◆ **MATERIALS PROVIDED**:
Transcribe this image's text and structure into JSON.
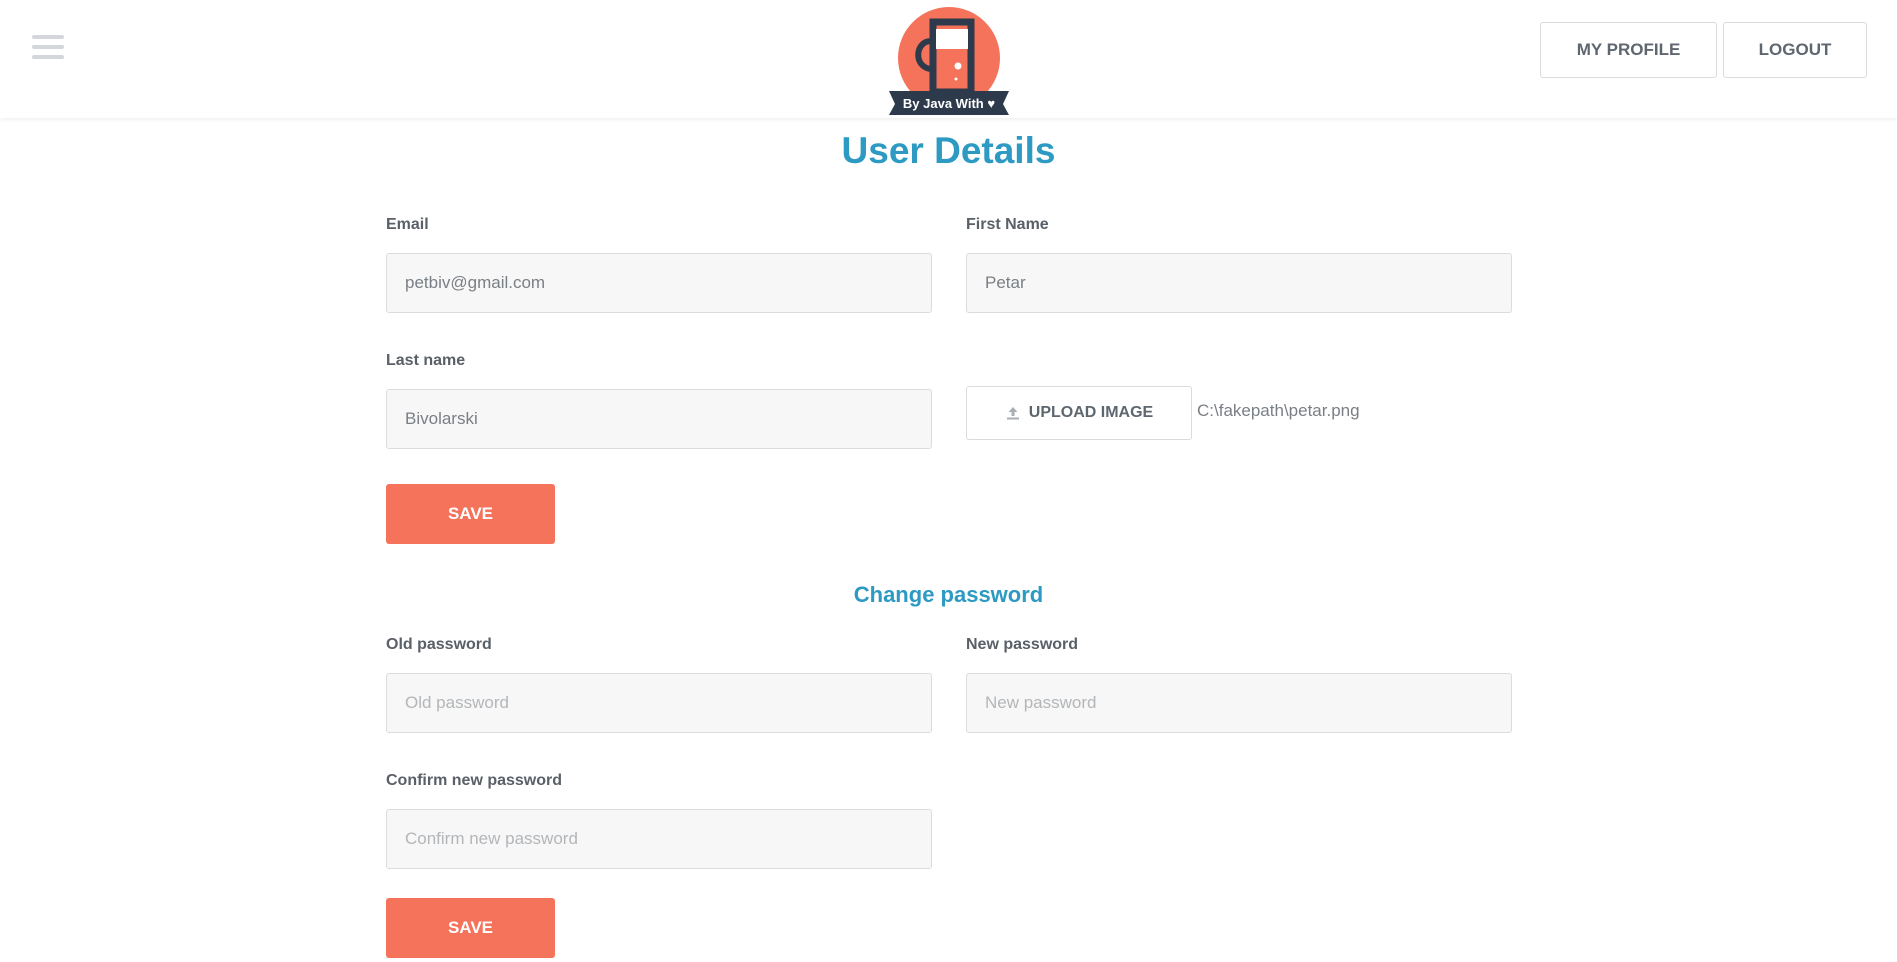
{
  "header": {
    "menu_icon": "hamburger-menu-icon",
    "logo_text": "By Java With ♥",
    "my_profile_label": "MY PROFILE",
    "logout_label": "LOGOUT"
  },
  "page": {
    "title": "User Details"
  },
  "user_form": {
    "email_label": "Email",
    "email_value": "petbiv@gmail.com",
    "first_name_label": "First Name",
    "first_name_value": "Petar",
    "last_name_label": "Last name",
    "last_name_value": "Bivolarski",
    "upload_label": "UPLOAD IMAGE",
    "upload_icon": "upload-icon",
    "file_name": "C:\\fakepath\\petar.png",
    "save_label": "SAVE"
  },
  "password_form": {
    "title": "Change password",
    "old_label": "Old password",
    "old_placeholder": "Old password",
    "new_label": "New password",
    "new_placeholder": "New password",
    "confirm_label": "Confirm new password",
    "confirm_placeholder": "Confirm new password",
    "save_label": "SAVE"
  },
  "colors": {
    "accent": "#2c9ac2",
    "button": "#f5735b",
    "logo_circle": "#f5735b",
    "logo_dark": "#2d3a4b"
  }
}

◆ **WHAT IS BEING ASKED**: Pictures appear in the records above. Output everything except them, exactly.

◆ **WRITTEN RESPONSE**:
Transcribe this image's text and structure into JSON.
{
  "header": {
    "menu_icon": "hamburger-menu-icon",
    "logo_text": "By Java With ♥",
    "my_profile_label": "MY PROFILE",
    "logout_label": "LOGOUT"
  },
  "page": {
    "title": "User Details"
  },
  "user_form": {
    "email_label": "Email",
    "email_value": "petbiv@gmail.com",
    "first_name_label": "First Name",
    "first_name_value": "Petar",
    "last_name_label": "Last name",
    "last_name_value": "Bivolarski",
    "upload_label": "UPLOAD IMAGE",
    "upload_icon": "upload-icon",
    "file_name": "C:\\fakepath\\petar.png",
    "save_label": "SAVE"
  },
  "password_form": {
    "title": "Change password",
    "old_label": "Old password",
    "old_placeholder": "Old password",
    "new_label": "New password",
    "new_placeholder": "New password",
    "confirm_label": "Confirm new password",
    "confirm_placeholder": "Confirm new password",
    "save_label": "SAVE"
  },
  "colors": {
    "accent": "#2c9ac2",
    "button": "#f5735b",
    "logo_circle": "#f5735b",
    "logo_dark": "#2d3a4b"
  }
}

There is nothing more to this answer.